● **What you will do**:
Reproduce the listing below without any change.

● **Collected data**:

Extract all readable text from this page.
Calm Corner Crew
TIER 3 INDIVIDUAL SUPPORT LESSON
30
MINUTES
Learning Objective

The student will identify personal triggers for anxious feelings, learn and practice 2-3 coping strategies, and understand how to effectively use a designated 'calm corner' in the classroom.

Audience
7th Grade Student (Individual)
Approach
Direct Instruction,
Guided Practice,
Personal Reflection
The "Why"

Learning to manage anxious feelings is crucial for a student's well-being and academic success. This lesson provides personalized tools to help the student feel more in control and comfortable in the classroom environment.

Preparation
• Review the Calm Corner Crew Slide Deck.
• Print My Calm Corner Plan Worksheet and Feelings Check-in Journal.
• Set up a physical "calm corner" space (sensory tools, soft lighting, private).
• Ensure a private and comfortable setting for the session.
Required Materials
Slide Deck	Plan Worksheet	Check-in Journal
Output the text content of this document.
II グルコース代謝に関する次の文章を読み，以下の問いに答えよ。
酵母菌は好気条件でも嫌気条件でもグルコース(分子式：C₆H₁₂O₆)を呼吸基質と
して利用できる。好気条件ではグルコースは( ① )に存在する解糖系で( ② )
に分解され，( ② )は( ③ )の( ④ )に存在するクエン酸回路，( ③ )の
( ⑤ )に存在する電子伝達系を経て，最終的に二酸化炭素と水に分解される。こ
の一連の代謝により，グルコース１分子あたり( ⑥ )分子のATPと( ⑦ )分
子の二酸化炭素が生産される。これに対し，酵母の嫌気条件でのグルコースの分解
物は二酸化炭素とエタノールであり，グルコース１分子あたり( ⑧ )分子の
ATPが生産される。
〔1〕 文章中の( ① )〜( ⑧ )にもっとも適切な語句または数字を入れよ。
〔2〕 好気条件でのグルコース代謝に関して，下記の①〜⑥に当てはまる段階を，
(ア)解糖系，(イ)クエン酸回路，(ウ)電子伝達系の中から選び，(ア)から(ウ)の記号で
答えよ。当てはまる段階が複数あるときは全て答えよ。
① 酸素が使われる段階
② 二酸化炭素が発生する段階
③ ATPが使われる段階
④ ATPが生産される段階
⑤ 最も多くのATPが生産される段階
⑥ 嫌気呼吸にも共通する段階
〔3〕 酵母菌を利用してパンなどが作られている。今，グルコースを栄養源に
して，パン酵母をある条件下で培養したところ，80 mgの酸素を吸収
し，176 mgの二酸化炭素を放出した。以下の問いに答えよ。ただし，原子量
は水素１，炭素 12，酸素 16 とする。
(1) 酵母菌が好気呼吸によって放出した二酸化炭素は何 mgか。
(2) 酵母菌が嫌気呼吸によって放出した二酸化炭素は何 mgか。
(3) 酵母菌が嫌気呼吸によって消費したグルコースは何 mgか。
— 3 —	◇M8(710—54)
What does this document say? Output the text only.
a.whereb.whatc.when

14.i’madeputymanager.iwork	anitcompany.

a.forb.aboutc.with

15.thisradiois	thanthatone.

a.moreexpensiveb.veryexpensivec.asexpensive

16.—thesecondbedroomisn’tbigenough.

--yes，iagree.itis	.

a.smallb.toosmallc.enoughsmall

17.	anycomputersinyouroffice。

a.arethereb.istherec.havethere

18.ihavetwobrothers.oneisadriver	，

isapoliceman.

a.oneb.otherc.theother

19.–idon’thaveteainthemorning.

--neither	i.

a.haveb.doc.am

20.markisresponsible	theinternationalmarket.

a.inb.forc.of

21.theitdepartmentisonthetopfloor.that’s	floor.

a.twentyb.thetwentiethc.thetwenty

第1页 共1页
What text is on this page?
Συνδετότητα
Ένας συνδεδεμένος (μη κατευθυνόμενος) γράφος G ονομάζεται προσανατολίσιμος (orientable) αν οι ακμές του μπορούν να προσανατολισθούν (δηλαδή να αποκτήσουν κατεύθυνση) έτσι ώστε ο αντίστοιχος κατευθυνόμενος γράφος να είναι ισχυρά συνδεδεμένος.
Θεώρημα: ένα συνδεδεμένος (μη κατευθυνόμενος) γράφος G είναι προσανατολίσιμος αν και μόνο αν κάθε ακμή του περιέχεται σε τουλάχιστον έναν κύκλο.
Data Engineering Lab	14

● **Worked solution**:
Extract all readable text from this page.
Calm Corner Crew
TIER 3 INDIVIDUAL SUPPORT LESSON
30
MINUTES
Learning Objective

The student will identify personal triggers for anxious feelings, learn and practice 2-3 coping strategies, and understand how to effectively use a designated 'calm corner' in the classroom.

Audience
7th Grade Student (Individual)
Approach
Direct Instruction,
Guided Practice,
Personal Reflection
The "Why"

Learning to manage anxious feelings is crucial for a student's well-being and academic success. This lesson provides personalized tools to help the student feel more in control and comfortable in the classroom environment.

Preparation
• Review the Calm Corner Crew Slide Deck.
• Print My Calm Corner Plan Worksheet and Feelings Check-in Journal.
• Set up a physical "calm corner" space (sensory tools, soft lighting, private).
• Ensure a private and comfortable setting for the session.
Required Materials
Slide Deck	Plan Worksheet	Check-in Journal
Output the text content of this document.
II グルコース代謝に関する次の文章を読み，以下の問いに答えよ。
酵母菌は好気条件でも嫌気条件でもグルコース(分子式：C₆H₁₂O₆)を呼吸基質と
して利用できる。好気条件ではグルコースは( ① )に存在する解糖系で( ② )
に分解され，( ② )は( ③ )の( ④ )に存在するクエン酸回路，( ③ )の
( ⑤ )に存在する電子伝達系を経て，最終的に二酸化炭素と水に分解される。こ
の一連の代謝により，グルコース１分子あたり( ⑥ )分子のATPと( ⑦ )分
子の二酸化炭素が生産される。これに対し，酵母の嫌気条件でのグルコースの分解
物は二酸化炭素とエタノールであり，グルコース１分子あたり( ⑧ )分子の
ATPが生産される。
〔1〕 文章中の( ① )〜( ⑧ )にもっとも適切な語句または数字を入れよ。
〔2〕 好気条件でのグルコース代謝に関して，下記の①〜⑥に当てはまる段階を，
(ア)解糖系，(イ)クエン酸回路，(ウ)電子伝達系の中から選び，(ア)から(ウ)の記号で
答えよ。当てはまる段階が複数あるときは全て答えよ。
① 酸素が使われる段階
② 二酸化炭素が発生する段階
③ ATPが使われる段階
④ ATPが生産される段階
⑤ 最も多くのATPが生産される段階
⑥ 嫌気呼吸にも共通する段階
〔3〕 酵母菌を利用してパンなどが作られている。今，グルコースを栄養源に
して，パン酵母をある条件下で培養したところ，80 mgの酸素を吸収
し，176 mgの二酸化炭素を放出した。以下の問いに答えよ。ただし，原子量
は水素１，炭素 12，酸素 16 とする。
(1) 酵母菌が好気呼吸によって放出した二酸化炭素は何 mgか。
(2) 酵母菌が嫌気呼吸によって放出した二酸化炭素は何 mgか。
(3) 酵母菌が嫌気呼吸によって消費したグルコースは何 mgか。
— 3 —	◇M8(710—54)
What does this document say? Output the text only.
a.whereb.whatc.when

14.i’madeputymanager.iwork	anitcompany.

a.forb.aboutc.with

15.thisradiois	thanthatone.

a.moreexpensiveb.veryexpensivec.asexpensive

16.—thesecondbedroomisn’tbigenough.

--yes，iagree.itis	.

a.smallb.toosmallc.enoughsmall

17.	anycomputersinyouroffice。

a.arethereb.istherec.havethere

18.ihavetwobrothers.oneisadriver	，

isapoliceman.

a.oneb.otherc.theother

19.–idon’thaveteainthemorning.

--neither	i.

a.haveb.doc.am

20.markisresponsible	theinternationalmarket.

a.inb.forc.of

21.theitdepartmentisonthetopfloor.that’s	floor.

a.twentyb.thetwentiethc.thetwenty

第1页 共1页
What text is on this page?
Συνδετότητα
Ένας συνδεδεμένος (μη κατευθυνόμενος) γράφος G ονομάζεται προσανατολίσιμος (orientable) αν οι ακμές του μπορούν να προσανατολισθούν (δηλαδή να αποκτήσουν κατεύθυνση) έτσι ώστε ο αντίστοιχος κατευθυνόμενος γράφος να είναι ισχυρά συνδεδεμένος.
Θεώρημα: ένα συνδεδεμένος (μη κατευθυνόμενος) γράφος G είναι προσανατολίσιμος αν και μόνο αν κάθε ακμή του περιέχεται σε τουλάχιστον έναν κύκλο.
Data Engineering Lab	14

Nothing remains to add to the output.